#### DATASET ENTRIES ####
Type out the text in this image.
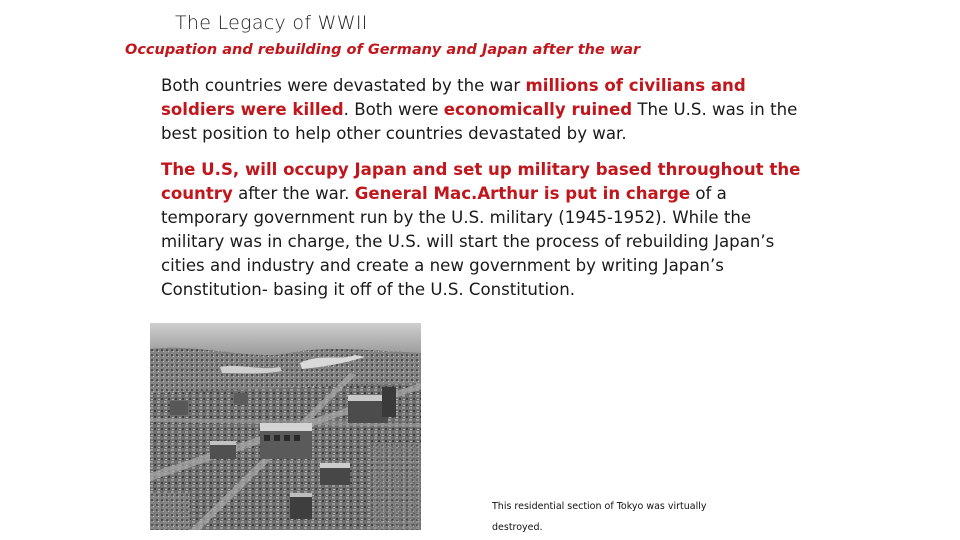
The Legacy of WWII
Occupation and rebuilding of Germany and Japan after the war
Both countries were devastated by the war millions of civilians and soldiers were killed. Both were economically ruined The U.S. was in the best position to help other countries devastated by war.
The U.S, will occupy Japan and set up military based throughout the country after the war. General Mac.Arthur is put in charge of a temporary government run by the U.S. military (1945-1952). While the military was in charge, the U.S. will start the process of rebuilding Japan’s cities and industry and create a new government by writing Japan’s Constitution- basing it off of the U.S. Constitution.
This residential section of Tokyo was virtually
destroyed.
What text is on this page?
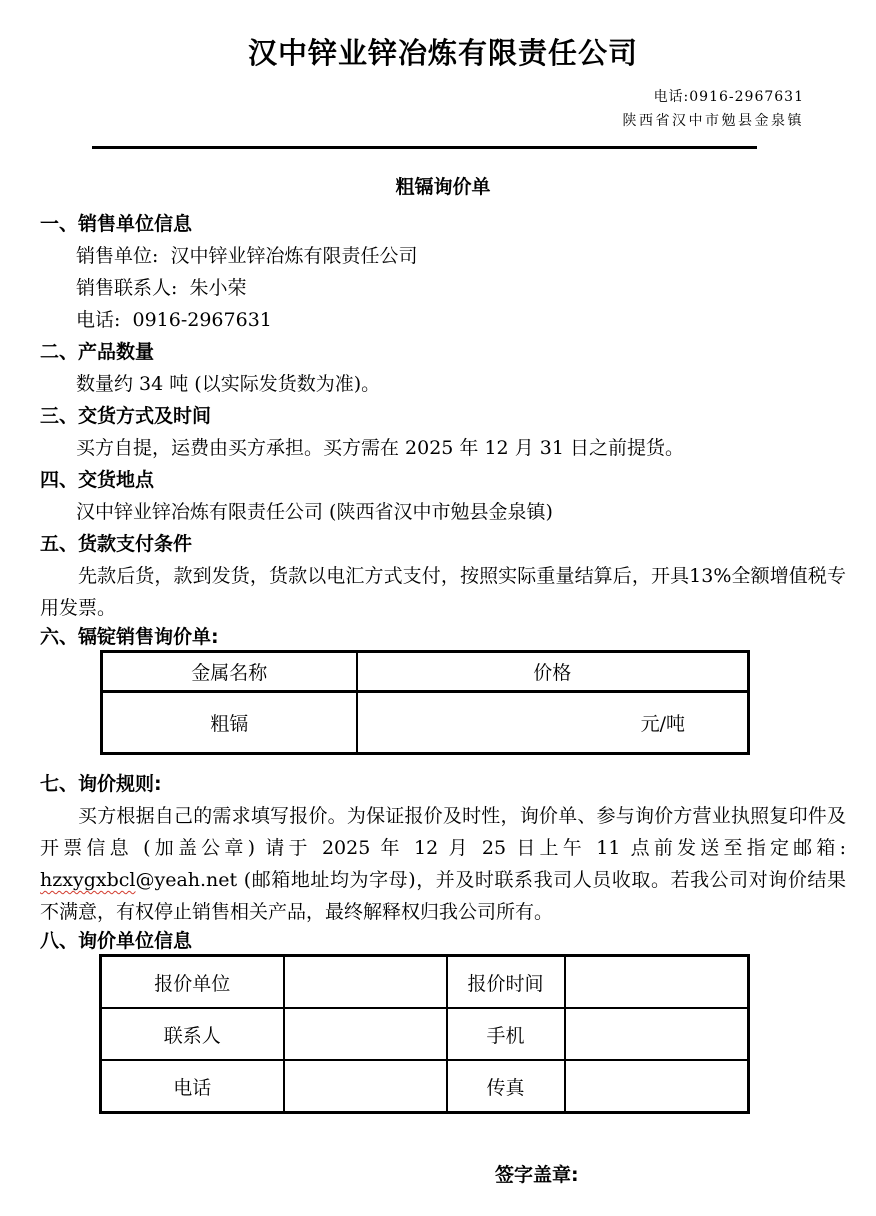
汉中锌业锌冶炼有限责任公司
电话:0916-2967631
陕西省汉中市勉县金泉镇
粗镉询价单
一、销售单位信息
销售单位:  汉中锌业锌冶炼有限责任公司
销售联系人:  朱小荣
电话:  0916-2967631
二、产品数量
数量约 34 吨 (以实际发货数为准)。
三、交货方式及时间
买方自提，运费由买方承担。买方需在 2025 年 12 月 31 日之前提货。
四、交货地点
汉中锌业锌冶炼有限责任公司 (陕西省汉中市勉县金泉镇)
五、货款支付条件
先款后货，款到发货，货款以电汇方式支付，按照实际重量结算后，开具13%全额增值税专用发票。
六、镉锭销售询价单:
金属名称	价格
粗镉	元/吨
七、询价规则:
买方根据自己的需求填写报价。为保证报价及时性，询价单、参与询价方营业执照复印件及开票信息 (加盖公章) 请于 2025 年 12 月 25 日上午 11 点前发送至指定邮箱: hzxygxbcl@yeah.net (邮箱地址均为字母)，并及时联系我司人员收取。若我公司对询价结果不满意，有权停止销售相关产品，最终解释权归我公司所有。
八、询价单位信息
报价单位		报价时间	
联系人		手机	
电话		传真	
签字盖章:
####
__SET PROBLEM__.
Drop the pictures and reproduce the rest of the entries above exactly.

__ANSWER__.
Type out the text in this image.
The Legacy of WWII
Occupation and rebuilding of Germany and Japan after the war
Both countries were devastated by the war millions of civilians and soldiers were killed. Both were economically ruined The U.S. was in the best position to help other countries devastated by war.
The U.S, will occupy Japan and set up military based throughout the country after the war. General Mac.Arthur is put in charge of a temporary government run by the U.S. military (1945-1952). While the military was in charge, the U.S. will start the process of rebuilding Japan’s cities and industry and create a new government by writing Japan’s Constitution- basing it off of the U.S. Constitution.
This residential section of Tokyo was virtually
destroyed.
What text is on this page?
汉中锌业锌冶炼有限责任公司
电话:0916-2967631
陕西省汉中市勉县金泉镇
粗镉询价单
一、销售单位信息
销售单位:  汉中锌业锌冶炼有限责任公司
销售联系人:  朱小荣
电话:  0916-2967631
二、产品数量
数量约 34 吨 (以实际发货数为准)。
三、交货方式及时间
买方自提，运费由买方承担。买方需在 2025 年 12 月 31 日之前提货。
四、交货地点
汉中锌业锌冶炼有限责任公司 (陕西省汉中市勉县金泉镇)
五、货款支付条件
先款后货，款到发货，货款以电汇方式支付，按照实际重量结算后，开具13%全额增值税专用发票。
六、镉锭销售询价单:
金属名称	价格
粗镉	元/吨
七、询价规则:
买方根据自己的需求填写报价。为保证报价及时性，询价单、参与询价方营业执照复印件及开票信息 (加盖公章) 请于 2025 年 12 月 25 日上午 11 点前发送至指定邮箱: hzxygxbcl@yeah.net (邮箱地址均为字母)，并及时联系我司人员收取。若我公司对询价结果不满意，有权停止销售相关产品，最终解释权归我公司所有。
八、询价单位信息
报价单位		报价时间	
联系人		手机	
电话		传真	
签字盖章:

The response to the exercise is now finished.